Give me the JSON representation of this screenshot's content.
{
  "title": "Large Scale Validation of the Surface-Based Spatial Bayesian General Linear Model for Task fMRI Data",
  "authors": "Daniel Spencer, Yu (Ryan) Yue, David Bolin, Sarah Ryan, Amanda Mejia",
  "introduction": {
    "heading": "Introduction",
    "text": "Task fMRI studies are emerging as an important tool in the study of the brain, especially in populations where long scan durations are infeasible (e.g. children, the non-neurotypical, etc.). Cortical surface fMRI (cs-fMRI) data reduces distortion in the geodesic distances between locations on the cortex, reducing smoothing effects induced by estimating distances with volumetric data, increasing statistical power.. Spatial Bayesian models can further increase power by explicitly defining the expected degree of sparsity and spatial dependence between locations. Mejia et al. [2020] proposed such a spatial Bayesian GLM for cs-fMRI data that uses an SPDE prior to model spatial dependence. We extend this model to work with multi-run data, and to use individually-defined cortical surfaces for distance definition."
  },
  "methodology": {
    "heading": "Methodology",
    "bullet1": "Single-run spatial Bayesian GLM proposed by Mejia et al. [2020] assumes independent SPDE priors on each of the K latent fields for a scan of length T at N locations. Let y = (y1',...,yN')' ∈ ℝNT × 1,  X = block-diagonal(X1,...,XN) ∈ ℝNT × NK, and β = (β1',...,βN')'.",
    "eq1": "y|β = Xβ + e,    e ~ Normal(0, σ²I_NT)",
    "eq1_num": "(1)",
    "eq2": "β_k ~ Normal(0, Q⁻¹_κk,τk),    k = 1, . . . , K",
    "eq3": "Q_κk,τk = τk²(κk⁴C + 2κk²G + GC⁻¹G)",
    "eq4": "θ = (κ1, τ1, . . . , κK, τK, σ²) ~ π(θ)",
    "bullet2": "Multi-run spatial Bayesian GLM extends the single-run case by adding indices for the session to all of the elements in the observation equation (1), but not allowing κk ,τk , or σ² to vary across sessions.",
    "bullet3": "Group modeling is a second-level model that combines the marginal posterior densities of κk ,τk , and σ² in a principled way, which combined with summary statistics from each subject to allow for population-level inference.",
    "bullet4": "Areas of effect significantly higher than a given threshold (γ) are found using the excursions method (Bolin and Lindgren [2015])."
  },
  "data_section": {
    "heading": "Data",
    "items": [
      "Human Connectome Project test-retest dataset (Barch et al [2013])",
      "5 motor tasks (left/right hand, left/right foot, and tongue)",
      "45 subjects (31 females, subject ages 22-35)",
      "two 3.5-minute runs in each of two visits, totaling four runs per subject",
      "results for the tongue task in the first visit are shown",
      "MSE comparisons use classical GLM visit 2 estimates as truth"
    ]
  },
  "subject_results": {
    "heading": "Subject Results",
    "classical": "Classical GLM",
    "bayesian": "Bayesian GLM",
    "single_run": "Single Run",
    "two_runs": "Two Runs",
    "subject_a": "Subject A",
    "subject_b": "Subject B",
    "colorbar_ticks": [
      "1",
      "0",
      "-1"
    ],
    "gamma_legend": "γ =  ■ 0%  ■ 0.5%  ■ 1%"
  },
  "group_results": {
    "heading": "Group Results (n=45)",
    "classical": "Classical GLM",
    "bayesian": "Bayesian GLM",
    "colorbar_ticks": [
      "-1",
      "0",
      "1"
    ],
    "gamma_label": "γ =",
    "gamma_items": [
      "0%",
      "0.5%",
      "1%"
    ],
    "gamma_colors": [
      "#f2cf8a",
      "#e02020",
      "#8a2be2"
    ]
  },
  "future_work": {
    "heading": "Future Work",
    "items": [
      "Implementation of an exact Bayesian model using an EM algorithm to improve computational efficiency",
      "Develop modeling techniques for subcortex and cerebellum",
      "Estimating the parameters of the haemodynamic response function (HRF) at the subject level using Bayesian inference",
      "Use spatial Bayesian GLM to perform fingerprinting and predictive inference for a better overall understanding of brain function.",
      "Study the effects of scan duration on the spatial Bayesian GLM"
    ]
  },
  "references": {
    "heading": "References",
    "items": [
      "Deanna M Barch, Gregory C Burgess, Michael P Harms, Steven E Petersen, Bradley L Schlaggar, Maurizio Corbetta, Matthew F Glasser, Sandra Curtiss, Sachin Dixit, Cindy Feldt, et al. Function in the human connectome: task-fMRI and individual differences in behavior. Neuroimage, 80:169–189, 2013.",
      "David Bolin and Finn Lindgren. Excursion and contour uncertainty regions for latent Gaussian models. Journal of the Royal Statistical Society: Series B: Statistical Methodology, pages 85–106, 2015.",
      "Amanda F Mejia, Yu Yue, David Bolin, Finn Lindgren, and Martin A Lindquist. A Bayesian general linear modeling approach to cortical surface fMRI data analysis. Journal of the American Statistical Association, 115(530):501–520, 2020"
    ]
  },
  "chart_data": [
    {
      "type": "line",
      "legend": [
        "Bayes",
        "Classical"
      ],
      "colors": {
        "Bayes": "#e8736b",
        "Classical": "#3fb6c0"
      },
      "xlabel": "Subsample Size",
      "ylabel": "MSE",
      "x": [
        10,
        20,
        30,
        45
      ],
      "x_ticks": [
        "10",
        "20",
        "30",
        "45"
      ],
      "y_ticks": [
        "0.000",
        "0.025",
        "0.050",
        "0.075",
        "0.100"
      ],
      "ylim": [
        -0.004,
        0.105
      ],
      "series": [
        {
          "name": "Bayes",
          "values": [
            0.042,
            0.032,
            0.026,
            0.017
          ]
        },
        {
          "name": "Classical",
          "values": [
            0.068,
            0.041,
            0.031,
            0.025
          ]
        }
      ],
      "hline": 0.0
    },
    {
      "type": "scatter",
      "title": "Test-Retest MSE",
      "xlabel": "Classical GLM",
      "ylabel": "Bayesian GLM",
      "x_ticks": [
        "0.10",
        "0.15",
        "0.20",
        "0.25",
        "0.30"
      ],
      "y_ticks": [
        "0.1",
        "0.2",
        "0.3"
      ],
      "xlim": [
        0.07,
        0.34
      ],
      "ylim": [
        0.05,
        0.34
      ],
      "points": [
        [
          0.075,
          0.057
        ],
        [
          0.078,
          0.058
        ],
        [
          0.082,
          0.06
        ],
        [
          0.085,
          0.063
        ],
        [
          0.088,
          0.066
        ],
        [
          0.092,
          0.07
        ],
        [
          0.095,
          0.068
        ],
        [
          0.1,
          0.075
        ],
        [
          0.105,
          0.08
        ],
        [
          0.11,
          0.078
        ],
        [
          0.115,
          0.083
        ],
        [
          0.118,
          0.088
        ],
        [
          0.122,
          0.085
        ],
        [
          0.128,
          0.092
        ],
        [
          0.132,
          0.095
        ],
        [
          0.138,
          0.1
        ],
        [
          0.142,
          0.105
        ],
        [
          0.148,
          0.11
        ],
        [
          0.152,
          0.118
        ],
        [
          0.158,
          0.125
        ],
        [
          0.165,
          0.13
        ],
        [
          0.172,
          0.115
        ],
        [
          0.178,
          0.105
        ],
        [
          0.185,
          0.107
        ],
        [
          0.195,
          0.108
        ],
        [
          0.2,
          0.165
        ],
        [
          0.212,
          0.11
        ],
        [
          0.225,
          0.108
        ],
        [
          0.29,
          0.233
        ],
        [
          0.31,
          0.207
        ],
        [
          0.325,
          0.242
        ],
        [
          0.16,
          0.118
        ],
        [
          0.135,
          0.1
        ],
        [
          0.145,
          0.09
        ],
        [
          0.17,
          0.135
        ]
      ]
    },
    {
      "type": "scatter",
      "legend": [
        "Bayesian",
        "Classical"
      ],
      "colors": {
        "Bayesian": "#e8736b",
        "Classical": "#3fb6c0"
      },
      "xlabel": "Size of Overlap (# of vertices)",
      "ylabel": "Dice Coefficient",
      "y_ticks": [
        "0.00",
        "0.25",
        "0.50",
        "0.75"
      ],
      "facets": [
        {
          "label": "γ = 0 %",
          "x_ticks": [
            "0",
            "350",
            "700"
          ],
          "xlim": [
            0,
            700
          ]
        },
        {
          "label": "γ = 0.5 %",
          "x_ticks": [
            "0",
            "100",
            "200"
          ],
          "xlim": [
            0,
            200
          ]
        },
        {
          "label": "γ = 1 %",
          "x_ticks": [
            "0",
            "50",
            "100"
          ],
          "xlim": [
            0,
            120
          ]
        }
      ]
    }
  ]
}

________________

**Aim**: Scan the data above; copy every line where "inference" appears.

**Complete answer**:
    "bullet3": "Group modeling is a second-level model that combines the marginal posterior densities of κk ,τk , and σ² in a principled way, which combined with summary statistics from each subject to allow for population-level inference.",
      "Estimating the parameters of the haemodynamic response function (HRF) at the subject level using Bayesian inference",
      "Use spatial Bayesian GLM to perform fingerprinting and predictive inference for a better overall understanding of brain function.",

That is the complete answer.